THE REQUEST: Gather all lines in the records below that include the word "根据题意".

ENTRIES:
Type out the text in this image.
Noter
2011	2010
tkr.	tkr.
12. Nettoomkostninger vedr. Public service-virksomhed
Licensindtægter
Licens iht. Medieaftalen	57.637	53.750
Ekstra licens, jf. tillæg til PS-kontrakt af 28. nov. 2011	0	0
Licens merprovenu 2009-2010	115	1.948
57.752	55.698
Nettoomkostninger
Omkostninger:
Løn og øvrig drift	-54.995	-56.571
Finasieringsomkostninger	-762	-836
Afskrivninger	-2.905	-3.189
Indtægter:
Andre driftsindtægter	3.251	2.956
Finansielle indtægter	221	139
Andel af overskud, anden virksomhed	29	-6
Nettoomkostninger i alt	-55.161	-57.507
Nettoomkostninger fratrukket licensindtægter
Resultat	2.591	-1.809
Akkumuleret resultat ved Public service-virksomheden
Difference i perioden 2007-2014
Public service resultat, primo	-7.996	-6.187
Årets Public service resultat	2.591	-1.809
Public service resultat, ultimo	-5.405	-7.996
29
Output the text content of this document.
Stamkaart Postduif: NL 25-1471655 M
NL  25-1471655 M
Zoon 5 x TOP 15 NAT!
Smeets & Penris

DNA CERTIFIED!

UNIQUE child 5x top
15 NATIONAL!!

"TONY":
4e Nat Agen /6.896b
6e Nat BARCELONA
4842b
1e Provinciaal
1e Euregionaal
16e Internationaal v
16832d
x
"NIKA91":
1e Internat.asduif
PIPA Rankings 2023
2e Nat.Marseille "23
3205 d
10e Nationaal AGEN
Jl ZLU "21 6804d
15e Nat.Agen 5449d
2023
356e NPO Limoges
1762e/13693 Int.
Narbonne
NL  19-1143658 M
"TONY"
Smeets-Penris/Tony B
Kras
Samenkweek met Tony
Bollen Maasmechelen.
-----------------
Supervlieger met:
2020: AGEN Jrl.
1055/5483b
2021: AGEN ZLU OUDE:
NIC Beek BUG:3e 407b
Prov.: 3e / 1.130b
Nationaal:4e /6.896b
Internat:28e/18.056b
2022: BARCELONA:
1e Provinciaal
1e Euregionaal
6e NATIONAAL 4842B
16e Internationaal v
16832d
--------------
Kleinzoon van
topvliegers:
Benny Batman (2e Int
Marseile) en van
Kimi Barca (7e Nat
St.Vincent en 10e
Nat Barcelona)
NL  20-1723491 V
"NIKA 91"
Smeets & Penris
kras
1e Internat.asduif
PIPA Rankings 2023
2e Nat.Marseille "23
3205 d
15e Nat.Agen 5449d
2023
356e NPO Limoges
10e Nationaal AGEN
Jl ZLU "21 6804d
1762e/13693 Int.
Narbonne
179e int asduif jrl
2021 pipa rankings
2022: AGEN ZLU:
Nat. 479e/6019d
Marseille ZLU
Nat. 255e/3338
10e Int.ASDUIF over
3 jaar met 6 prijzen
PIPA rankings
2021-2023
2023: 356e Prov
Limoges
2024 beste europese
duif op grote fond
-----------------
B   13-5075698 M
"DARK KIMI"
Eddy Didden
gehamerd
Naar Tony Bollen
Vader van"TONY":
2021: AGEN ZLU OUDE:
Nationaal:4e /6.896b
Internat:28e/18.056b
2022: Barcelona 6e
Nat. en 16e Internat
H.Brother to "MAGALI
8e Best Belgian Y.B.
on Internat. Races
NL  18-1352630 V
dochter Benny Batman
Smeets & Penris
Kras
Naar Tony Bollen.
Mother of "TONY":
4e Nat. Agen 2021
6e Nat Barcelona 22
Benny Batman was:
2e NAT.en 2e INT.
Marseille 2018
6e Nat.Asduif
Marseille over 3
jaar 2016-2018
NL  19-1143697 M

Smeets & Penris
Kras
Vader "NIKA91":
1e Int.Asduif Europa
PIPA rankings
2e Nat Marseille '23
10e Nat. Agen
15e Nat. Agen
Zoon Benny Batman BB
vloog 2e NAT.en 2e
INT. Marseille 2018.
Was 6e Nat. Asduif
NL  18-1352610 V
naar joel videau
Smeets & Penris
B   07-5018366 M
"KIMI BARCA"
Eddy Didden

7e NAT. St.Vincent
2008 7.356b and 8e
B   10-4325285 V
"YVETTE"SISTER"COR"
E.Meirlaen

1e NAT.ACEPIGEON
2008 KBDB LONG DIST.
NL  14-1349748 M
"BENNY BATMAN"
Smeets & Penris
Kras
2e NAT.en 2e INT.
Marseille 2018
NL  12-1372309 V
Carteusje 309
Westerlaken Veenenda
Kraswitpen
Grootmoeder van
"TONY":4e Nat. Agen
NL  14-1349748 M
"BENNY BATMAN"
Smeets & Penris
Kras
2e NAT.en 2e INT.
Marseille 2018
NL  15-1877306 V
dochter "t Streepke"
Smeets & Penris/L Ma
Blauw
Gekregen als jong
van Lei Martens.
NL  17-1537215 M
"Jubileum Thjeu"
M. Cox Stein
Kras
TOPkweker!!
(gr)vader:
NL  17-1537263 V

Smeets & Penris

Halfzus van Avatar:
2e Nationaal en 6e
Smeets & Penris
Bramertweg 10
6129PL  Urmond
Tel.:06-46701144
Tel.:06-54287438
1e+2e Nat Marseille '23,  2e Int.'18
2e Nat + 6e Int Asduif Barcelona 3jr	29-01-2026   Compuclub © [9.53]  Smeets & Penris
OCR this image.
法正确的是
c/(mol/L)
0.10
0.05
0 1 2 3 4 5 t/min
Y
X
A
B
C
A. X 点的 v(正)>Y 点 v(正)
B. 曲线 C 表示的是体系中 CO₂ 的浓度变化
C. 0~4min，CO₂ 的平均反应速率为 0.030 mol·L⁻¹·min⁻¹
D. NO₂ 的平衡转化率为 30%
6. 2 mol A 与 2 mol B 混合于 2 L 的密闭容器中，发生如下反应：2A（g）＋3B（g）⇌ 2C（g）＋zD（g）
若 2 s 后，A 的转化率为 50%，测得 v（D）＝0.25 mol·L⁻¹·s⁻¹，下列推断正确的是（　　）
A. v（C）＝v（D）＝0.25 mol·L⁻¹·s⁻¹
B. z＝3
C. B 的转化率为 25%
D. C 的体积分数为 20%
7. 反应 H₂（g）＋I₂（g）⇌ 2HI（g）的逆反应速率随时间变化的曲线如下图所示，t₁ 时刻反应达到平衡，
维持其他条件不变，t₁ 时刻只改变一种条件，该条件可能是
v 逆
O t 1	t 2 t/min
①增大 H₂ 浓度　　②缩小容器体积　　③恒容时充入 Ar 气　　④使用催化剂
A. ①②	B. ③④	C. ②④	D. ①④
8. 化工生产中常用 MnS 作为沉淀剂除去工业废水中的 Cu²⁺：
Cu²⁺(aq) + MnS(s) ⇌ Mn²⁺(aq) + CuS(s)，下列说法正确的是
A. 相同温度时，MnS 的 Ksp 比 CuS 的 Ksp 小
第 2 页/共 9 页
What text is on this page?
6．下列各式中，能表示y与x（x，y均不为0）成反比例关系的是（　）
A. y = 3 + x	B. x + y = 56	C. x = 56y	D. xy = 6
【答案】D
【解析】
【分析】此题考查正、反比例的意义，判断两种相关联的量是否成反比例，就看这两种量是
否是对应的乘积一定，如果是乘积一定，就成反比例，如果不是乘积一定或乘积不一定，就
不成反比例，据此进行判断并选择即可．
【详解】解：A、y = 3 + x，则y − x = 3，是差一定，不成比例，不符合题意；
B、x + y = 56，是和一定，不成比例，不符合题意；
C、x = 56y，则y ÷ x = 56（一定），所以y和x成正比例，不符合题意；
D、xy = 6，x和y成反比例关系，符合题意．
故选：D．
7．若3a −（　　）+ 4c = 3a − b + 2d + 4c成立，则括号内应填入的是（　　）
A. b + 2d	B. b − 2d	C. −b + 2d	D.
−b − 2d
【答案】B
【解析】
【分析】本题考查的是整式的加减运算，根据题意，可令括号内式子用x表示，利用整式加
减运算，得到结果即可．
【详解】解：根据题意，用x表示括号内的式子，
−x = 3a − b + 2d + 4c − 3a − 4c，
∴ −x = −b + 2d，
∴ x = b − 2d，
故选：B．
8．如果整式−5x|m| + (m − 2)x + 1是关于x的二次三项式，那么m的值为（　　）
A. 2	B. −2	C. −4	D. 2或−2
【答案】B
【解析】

EXPECTED OUTPUT:
【分析】本题考查的是整式的加减运算，根据题意，可令括号内式子用x表示，利用整式加
【详解】解：根据题意，用x表示括号内的式子，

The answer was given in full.